Written instruction
Search the records that follow and extract every line containing the string "encimera".

Information shown

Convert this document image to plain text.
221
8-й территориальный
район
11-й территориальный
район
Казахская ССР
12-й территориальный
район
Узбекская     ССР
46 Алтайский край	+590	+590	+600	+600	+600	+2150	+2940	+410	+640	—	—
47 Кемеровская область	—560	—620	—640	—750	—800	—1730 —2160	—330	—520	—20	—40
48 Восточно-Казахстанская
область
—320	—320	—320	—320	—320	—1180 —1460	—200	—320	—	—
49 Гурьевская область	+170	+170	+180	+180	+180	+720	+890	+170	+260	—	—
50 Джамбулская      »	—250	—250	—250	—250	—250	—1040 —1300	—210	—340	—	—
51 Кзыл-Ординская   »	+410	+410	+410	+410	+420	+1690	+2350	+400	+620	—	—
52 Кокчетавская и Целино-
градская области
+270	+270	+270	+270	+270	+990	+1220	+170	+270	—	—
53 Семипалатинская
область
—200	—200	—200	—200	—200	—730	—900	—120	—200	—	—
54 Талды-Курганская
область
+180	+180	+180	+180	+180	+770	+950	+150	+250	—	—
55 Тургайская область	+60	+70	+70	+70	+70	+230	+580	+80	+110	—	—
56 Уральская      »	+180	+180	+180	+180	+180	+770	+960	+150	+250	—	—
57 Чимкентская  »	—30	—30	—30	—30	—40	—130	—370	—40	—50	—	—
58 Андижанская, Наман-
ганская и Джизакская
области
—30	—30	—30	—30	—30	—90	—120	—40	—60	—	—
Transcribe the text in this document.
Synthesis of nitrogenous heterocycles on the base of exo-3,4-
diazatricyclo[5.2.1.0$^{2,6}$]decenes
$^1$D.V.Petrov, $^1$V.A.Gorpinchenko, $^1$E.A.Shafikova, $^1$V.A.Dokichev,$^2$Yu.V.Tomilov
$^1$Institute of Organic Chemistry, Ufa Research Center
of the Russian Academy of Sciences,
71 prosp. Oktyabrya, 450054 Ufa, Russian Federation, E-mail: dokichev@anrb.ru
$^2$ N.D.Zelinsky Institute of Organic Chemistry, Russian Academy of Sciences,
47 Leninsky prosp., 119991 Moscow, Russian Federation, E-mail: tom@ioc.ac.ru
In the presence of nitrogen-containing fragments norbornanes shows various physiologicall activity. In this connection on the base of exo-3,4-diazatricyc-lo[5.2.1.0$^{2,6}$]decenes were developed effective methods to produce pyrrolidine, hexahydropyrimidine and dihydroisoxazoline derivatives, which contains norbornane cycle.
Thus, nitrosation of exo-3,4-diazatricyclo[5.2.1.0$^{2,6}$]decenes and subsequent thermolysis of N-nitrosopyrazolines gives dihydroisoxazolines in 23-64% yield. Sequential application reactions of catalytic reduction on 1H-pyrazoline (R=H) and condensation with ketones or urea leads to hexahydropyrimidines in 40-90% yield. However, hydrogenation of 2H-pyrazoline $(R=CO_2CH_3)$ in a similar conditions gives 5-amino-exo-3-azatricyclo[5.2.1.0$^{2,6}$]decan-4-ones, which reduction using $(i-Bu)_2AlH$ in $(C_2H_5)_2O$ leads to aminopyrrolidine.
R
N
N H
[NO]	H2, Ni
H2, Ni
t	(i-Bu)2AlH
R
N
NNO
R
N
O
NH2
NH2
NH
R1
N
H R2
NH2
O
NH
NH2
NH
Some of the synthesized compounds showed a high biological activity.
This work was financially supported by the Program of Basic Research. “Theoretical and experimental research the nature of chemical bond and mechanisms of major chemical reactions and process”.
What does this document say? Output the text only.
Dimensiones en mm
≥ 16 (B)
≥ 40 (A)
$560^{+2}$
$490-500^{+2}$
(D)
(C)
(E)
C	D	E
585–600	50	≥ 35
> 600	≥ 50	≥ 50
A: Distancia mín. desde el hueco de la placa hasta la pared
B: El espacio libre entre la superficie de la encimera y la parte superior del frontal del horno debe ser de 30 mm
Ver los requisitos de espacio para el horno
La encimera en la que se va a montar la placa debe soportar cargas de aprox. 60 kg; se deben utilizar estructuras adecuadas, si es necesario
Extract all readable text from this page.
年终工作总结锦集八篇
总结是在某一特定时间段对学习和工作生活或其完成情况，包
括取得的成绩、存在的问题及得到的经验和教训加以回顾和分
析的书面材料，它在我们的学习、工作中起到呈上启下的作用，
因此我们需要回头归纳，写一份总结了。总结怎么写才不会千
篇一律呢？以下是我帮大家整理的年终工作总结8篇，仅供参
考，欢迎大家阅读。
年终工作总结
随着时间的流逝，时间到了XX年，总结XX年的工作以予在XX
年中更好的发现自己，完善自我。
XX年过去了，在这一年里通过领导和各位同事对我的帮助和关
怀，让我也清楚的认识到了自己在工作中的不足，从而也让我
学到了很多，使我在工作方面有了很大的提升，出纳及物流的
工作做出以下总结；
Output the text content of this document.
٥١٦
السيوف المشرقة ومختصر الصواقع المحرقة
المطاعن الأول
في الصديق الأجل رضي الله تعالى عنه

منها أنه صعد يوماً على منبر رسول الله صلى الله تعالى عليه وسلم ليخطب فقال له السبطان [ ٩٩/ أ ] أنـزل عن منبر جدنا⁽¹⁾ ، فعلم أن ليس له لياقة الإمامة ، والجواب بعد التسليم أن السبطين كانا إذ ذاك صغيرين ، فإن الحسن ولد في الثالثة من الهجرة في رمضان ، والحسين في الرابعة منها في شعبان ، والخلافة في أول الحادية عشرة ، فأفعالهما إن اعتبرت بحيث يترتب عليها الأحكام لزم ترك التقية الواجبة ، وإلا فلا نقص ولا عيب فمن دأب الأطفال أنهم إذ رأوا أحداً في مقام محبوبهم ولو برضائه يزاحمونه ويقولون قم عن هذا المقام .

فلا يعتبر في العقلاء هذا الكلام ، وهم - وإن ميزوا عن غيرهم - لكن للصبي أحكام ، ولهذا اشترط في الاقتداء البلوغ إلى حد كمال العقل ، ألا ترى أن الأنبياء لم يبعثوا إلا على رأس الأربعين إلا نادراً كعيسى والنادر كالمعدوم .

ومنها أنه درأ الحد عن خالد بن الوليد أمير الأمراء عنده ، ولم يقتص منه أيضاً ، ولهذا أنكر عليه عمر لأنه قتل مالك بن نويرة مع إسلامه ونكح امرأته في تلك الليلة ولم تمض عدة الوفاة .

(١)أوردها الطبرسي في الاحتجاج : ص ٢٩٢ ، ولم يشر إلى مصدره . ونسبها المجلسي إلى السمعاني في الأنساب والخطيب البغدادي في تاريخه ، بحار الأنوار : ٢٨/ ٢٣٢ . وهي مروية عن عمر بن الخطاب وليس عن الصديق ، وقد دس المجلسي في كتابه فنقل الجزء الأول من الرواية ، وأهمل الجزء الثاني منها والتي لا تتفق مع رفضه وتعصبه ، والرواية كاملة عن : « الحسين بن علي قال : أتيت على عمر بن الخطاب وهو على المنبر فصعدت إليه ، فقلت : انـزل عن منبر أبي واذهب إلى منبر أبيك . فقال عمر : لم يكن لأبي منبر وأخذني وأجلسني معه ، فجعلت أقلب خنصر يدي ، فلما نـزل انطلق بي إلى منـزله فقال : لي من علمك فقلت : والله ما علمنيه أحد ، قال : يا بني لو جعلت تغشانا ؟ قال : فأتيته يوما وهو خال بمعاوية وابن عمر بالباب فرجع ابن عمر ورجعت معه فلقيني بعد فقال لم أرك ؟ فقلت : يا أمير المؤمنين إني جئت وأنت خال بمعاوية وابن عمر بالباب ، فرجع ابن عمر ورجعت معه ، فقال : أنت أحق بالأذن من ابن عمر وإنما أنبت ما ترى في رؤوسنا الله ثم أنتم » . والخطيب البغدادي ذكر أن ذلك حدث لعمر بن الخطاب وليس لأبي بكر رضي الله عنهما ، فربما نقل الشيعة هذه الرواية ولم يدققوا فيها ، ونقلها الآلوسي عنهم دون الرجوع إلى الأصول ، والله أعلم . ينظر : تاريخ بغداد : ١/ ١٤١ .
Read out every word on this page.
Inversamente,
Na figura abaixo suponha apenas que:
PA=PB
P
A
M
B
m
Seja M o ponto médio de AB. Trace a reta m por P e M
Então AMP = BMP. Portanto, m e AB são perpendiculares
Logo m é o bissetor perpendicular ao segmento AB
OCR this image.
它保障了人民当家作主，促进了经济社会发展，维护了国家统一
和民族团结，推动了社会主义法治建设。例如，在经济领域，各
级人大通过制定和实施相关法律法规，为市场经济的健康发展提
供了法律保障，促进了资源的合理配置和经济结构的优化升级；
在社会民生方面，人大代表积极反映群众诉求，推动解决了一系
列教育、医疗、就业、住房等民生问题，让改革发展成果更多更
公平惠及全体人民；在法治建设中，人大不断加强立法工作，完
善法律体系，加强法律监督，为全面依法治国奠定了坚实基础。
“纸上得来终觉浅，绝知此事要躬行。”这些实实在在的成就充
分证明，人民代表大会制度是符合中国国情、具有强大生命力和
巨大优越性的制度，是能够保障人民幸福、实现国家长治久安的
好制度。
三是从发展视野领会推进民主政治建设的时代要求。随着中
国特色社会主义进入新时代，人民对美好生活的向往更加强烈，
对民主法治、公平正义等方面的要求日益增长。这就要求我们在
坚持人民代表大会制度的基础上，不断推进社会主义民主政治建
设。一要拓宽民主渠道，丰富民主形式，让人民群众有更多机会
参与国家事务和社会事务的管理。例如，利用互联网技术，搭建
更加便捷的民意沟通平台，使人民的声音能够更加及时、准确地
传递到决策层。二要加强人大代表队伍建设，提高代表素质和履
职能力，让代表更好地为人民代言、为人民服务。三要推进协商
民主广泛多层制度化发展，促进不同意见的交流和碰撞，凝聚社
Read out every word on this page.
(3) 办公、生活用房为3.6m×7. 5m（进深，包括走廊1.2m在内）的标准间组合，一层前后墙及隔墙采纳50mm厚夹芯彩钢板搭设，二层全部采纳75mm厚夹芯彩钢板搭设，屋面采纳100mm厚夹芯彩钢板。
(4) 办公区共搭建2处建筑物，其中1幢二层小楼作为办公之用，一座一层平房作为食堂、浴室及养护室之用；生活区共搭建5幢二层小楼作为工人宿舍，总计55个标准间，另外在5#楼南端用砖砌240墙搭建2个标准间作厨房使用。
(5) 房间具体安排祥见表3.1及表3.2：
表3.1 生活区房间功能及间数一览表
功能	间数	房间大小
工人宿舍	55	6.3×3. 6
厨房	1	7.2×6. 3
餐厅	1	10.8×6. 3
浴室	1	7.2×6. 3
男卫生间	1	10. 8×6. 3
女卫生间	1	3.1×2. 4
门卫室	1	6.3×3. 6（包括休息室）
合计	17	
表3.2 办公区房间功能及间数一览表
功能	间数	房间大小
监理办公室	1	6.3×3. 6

Full response
B: El espacio libre entre la superficie de la encimera y la parte superior del frontal del horno debe ser de 30 mm
La encimera en la que se va a montar la placa debe soportar cargas de aprox. 60 kg; se deben utilizar estructuras adecuadas, si es necesario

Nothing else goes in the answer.